### RECORDS FOR THIS EXERCISE ###

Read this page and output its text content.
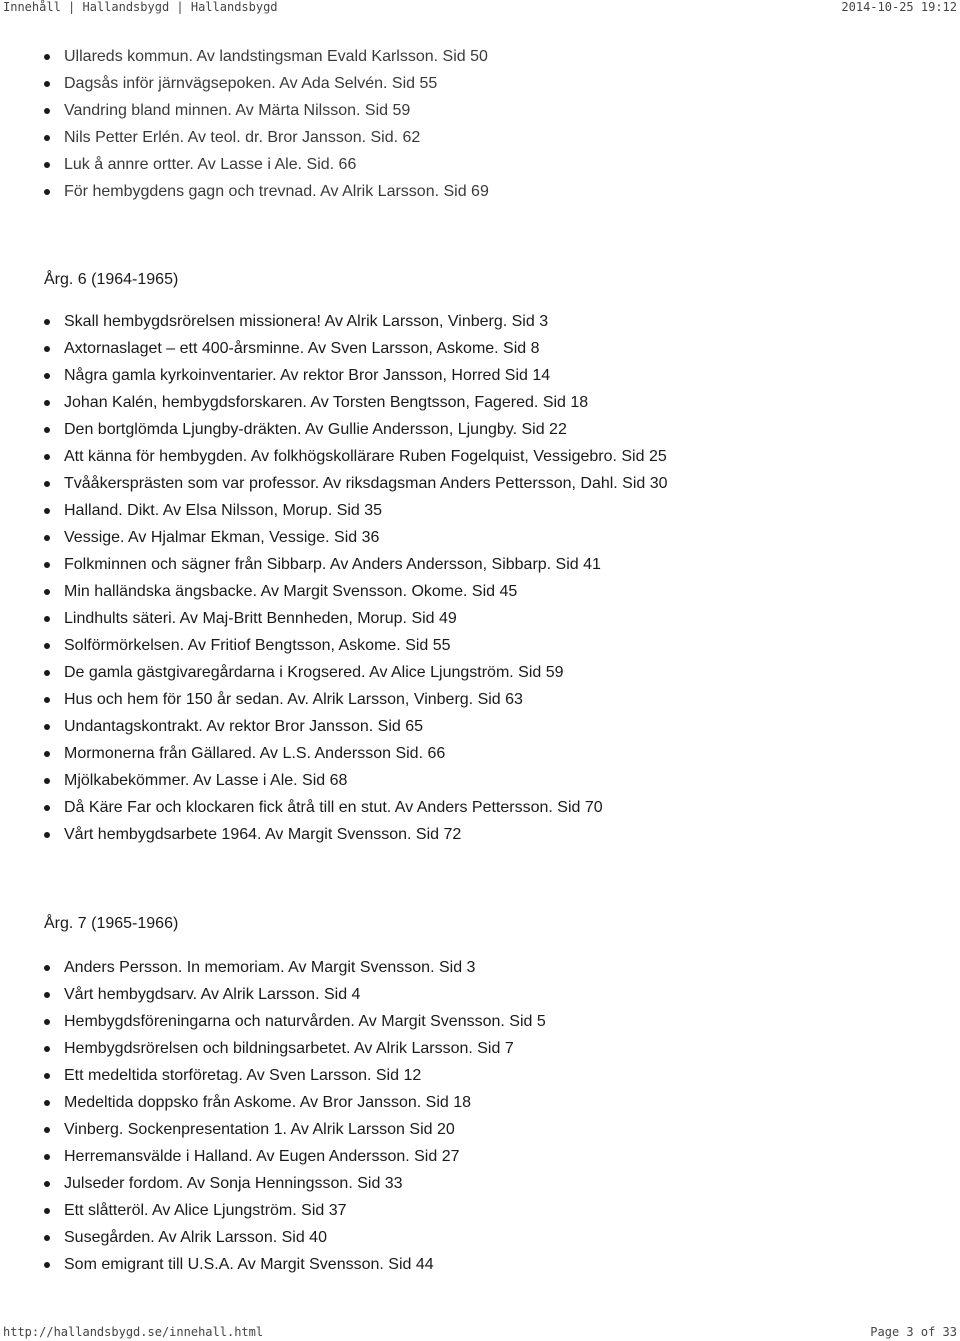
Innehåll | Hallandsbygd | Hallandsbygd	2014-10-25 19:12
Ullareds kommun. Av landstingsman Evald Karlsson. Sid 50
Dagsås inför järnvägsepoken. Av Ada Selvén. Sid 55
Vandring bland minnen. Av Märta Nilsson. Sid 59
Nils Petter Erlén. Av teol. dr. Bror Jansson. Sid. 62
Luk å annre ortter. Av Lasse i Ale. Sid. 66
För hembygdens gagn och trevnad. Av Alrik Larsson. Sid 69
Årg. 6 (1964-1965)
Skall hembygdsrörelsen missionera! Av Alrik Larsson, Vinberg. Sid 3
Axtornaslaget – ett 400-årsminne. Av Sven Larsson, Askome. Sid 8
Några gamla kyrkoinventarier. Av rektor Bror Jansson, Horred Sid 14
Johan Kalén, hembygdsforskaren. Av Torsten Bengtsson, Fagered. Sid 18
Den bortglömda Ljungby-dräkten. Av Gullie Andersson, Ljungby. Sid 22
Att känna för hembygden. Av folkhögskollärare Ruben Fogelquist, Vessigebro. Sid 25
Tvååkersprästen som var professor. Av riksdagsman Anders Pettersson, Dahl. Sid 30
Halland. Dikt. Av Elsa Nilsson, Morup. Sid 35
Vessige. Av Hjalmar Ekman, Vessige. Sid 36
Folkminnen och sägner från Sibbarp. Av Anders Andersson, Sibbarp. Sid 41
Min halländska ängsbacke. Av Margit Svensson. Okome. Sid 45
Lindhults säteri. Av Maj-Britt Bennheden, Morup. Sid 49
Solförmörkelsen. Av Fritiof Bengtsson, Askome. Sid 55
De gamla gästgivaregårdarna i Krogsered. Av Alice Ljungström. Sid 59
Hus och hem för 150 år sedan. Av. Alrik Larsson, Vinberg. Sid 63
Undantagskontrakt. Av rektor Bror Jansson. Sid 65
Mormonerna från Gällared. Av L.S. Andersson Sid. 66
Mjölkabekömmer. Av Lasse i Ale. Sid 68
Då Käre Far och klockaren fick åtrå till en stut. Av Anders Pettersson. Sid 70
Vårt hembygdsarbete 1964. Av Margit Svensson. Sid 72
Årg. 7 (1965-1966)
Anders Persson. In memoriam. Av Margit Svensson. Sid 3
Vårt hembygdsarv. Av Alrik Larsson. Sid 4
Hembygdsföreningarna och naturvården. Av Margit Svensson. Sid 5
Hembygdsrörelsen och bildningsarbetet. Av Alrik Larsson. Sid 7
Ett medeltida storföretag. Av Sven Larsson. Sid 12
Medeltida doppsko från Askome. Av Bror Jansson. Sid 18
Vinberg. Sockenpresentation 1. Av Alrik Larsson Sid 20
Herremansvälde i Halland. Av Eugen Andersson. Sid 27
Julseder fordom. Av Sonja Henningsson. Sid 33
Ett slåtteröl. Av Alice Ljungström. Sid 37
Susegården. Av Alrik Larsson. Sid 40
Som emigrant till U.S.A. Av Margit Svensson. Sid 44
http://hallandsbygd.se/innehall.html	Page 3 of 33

###

EXERCISE:
The records above are to be restated exactly, without their pictures.

EXERCISE OUTPUT:
Read this page and output its text content.
Innehåll | Hallandsbygd | Hallandsbygd	2014-10-25 19:12
Ullareds kommun. Av landstingsman Evald Karlsson. Sid 50
Dagsås inför järnvägsepoken. Av Ada Selvén. Sid 55
Vandring bland minnen. Av Märta Nilsson. Sid 59
Nils Petter Erlén. Av teol. dr. Bror Jansson. Sid. 62
Luk å annre ortter. Av Lasse i Ale. Sid. 66
För hembygdens gagn och trevnad. Av Alrik Larsson. Sid 69
Årg. 6 (1964-1965)
Skall hembygdsrörelsen missionera! Av Alrik Larsson, Vinberg. Sid 3
Axtornaslaget – ett 400-årsminne. Av Sven Larsson, Askome. Sid 8
Några gamla kyrkoinventarier. Av rektor Bror Jansson, Horred Sid 14
Johan Kalén, hembygdsforskaren. Av Torsten Bengtsson, Fagered. Sid 18
Den bortglömda Ljungby-dräkten. Av Gullie Andersson, Ljungby. Sid 22
Att känna för hembygden. Av folkhögskollärare Ruben Fogelquist, Vessigebro. Sid 25
Tvååkersprästen som var professor. Av riksdagsman Anders Pettersson, Dahl. Sid 30
Halland. Dikt. Av Elsa Nilsson, Morup. Sid 35
Vessige. Av Hjalmar Ekman, Vessige. Sid 36
Folkminnen och sägner från Sibbarp. Av Anders Andersson, Sibbarp. Sid 41
Min halländska ängsbacke. Av Margit Svensson. Okome. Sid 45
Lindhults säteri. Av Maj-Britt Bennheden, Morup. Sid 49
Solförmörkelsen. Av Fritiof Bengtsson, Askome. Sid 55
De gamla gästgivaregårdarna i Krogsered. Av Alice Ljungström. Sid 59
Hus och hem för 150 år sedan. Av. Alrik Larsson, Vinberg. Sid 63
Undantagskontrakt. Av rektor Bror Jansson. Sid 65
Mormonerna från Gällared. Av L.S. Andersson Sid. 66
Mjölkabekömmer. Av Lasse i Ale. Sid 68
Då Käre Far och klockaren fick åtrå till en stut. Av Anders Pettersson. Sid 70
Vårt hembygdsarbete 1964. Av Margit Svensson. Sid 72
Årg. 7 (1965-1966)
Anders Persson. In memoriam. Av Margit Svensson. Sid 3
Vårt hembygdsarv. Av Alrik Larsson. Sid 4
Hembygdsföreningarna och naturvården. Av Margit Svensson. Sid 5
Hembygdsrörelsen och bildningsarbetet. Av Alrik Larsson. Sid 7
Ett medeltida storföretag. Av Sven Larsson. Sid 12
Medeltida doppsko från Askome. Av Bror Jansson. Sid 18
Vinberg. Sockenpresentation 1. Av Alrik Larsson Sid 20
Herremansvälde i Halland. Av Eugen Andersson. Sid 27
Julseder fordom. Av Sonja Henningsson. Sid 33
Ett slåtteröl. Av Alice Ljungström. Sid 37
Susegården. Av Alrik Larsson. Sid 40
Som emigrant till U.S.A. Av Margit Svensson. Sid 44
http://hallandsbygd.se/innehall.html	Page 3 of 33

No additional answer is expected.